■ 文件節選
━━━━━━━━

《綠皮書》,一部生逢其時的電影

《綠皮書》,一部生逢其時的電影

藉著奧斯卡的熱度和東風,上映三天《綠皮書》的票房已破億元(觀影人次約334萬)。目前,貓眼專業版預估《綠皮書》國內總票房成績在3.25億左右。

不論是實績還是預測,《綠皮書》的走勢顯然要優於往年奧斯卡最佳影片的在華表現。去年《水形物語》在國內的公映時間比獲獎時間晚了近兩週,最終票房定格在一億多。再往回細數,除了《荒野獵人》或因“小李子”終得影帝的梗加持拿到三億多的票房以及2004年《指環王3》魔幻大製作規格拿下8000多萬的票房外,千禧年以降,奧斯卡最佳影片在國內鮮少有大規模公映。


《綠皮書》,一部生逢其時的電影



這與好萊塢視效大片年年強勢湧入內地市場之間形成了一個鮮明對比。畢竟奧斯卡最佳影片常是有著強烈美式文化語境背景的美國故事,傾向於劇情片或文藝片屬性,有一道文化門檻卡在了這中間。

可以說,《綠皮書》在內地市場的相對“火爆”很難作為一個成功模板供未來引進的奧斯卡佳片去複製。檔期的選擇、奧斯卡熱度、中國資本的介入、宣發策略等等是可見的套路,但最根本且最核心的還在於影片本身通俗、有效的講述方式和普世的意義。

本質上,它是一個旅途故事

關於《綠皮書》的各種爭議漫天。到底是十年來“最佳”還是“最差”奧斯卡最佳影片,各方站在不同的角度會給出天壤之別的評價,這股爭議之火一路從國外燒至國內。

但拿錢去貢獻票房的大眾會如何選擇呢?早在去年九月,《綠皮書》拿到多倫多國際電影節由觀眾票選的最高獎“人民選擇獎”時,便奠定了影片在大眾範圍內受喜愛、高口碑的基調。

━━━━━━━━

請從這篇談《綠皮書》在內地票房與口碑的文章最後一句之後續寫下去。

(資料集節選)
━━━━━━━━

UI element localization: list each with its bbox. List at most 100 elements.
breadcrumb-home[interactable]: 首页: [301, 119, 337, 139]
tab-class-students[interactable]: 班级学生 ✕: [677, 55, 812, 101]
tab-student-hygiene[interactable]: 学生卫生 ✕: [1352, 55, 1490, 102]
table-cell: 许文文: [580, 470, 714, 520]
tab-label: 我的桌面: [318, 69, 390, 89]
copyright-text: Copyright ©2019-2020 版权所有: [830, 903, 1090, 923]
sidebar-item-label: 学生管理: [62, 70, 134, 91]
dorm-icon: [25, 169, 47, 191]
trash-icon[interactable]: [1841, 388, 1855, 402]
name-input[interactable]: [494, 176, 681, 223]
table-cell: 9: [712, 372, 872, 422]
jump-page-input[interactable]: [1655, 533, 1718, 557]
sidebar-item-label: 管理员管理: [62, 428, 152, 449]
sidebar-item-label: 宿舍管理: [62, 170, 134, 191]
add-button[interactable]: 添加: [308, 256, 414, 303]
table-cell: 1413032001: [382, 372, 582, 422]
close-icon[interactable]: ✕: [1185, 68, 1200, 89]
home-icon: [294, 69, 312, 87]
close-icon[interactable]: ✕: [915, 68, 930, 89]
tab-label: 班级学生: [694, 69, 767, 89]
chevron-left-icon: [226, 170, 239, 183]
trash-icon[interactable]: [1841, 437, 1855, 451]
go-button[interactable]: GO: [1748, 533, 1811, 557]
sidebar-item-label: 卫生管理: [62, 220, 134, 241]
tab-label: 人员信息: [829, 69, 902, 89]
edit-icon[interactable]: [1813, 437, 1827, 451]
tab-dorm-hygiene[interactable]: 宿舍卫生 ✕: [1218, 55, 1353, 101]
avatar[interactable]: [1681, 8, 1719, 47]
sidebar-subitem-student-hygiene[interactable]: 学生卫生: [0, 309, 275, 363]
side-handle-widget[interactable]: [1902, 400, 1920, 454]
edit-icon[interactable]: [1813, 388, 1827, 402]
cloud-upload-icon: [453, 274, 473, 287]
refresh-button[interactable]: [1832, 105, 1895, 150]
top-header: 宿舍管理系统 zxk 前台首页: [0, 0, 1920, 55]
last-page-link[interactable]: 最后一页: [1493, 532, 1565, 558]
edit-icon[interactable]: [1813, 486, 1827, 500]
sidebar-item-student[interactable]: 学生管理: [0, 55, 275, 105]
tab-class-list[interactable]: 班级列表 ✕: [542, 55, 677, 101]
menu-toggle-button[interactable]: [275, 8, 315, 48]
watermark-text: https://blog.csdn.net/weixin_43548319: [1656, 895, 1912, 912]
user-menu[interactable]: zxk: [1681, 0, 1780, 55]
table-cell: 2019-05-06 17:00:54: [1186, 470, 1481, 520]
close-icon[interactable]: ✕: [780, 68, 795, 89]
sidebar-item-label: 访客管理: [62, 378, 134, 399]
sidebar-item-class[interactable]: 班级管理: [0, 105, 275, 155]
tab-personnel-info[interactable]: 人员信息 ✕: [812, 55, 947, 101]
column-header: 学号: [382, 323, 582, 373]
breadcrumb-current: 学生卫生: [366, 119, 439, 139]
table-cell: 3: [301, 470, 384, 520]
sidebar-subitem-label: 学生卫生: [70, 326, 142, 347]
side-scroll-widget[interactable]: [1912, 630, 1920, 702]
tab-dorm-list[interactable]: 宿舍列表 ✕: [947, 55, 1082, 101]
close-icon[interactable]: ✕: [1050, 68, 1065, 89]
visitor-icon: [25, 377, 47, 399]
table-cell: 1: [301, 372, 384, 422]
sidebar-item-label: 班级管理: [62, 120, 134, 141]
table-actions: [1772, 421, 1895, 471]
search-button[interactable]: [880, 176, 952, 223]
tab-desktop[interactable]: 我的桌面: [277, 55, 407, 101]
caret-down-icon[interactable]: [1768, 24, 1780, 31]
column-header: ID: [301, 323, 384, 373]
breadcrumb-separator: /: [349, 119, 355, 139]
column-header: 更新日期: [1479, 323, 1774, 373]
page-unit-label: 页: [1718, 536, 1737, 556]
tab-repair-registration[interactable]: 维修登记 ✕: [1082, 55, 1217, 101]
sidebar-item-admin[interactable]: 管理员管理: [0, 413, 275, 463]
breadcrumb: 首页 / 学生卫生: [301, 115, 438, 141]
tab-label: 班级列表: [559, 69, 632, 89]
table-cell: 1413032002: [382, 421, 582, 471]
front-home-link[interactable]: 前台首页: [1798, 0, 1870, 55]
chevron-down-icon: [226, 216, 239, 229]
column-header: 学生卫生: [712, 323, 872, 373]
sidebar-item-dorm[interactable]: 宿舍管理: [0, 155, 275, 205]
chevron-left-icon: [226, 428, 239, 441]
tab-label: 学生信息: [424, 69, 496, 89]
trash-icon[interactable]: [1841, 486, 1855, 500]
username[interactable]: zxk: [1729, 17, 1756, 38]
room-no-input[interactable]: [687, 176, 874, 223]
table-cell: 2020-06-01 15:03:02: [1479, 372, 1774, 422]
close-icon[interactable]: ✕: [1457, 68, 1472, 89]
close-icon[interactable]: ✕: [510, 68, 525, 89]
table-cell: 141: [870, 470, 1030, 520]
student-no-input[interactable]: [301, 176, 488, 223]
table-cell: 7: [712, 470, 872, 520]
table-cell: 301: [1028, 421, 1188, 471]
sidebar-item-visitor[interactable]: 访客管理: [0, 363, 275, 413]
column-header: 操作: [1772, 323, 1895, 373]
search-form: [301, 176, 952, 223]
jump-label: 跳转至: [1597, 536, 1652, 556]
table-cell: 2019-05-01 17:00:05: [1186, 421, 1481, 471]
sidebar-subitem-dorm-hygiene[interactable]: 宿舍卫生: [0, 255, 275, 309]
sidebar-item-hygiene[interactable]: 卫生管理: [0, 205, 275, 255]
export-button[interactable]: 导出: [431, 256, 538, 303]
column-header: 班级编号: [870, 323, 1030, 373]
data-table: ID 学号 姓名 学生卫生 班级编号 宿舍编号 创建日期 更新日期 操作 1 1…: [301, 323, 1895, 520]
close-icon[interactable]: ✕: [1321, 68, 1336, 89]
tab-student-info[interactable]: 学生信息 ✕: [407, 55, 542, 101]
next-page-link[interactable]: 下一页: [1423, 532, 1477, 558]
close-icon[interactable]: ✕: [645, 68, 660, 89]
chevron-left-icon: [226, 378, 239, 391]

━━━━━━━━

■ 參考答案
《綠皮書》,一部生逢其時的電影



《綠皮書》的故事講來一點不復雜。上世紀60年代,處於失業期的前夜總會服務生兼保鏢託尼·利普接受黑人鋼琴家唐·雪利的僱傭,作為司機兼保鏢陪伴他到種族歧視嚴重的美國南方各州順利進行演出,一路上發生了不少事件。最終,他們如願以償地在聖誕夜回到家中。

這是一個典型公路片的模式。兩組人因某種理由離家,在路上的時間裡相互之間、各自與外部環境之間發生大大小小的矛盾衝突,進而與過往的自我和解、與他人達成理解、尋找到面對人生的方式。


《綠皮書》,一部生逢其時的電影


(《人在囧途》)


這種模式對於國內觀眾來講也不算陌生。《人在囧途》、《泰囧》、《心花路放》等國產片等依託的均是公路片模式,再結合喜劇、冒險等類型元素而成,它們在國內票房上的成功說明國內觀眾對公路片的接受度是相當高的,即便《綠皮書》的故事裡摻雜了不少關於美國曆史的、文化的、階層的、種族的議題。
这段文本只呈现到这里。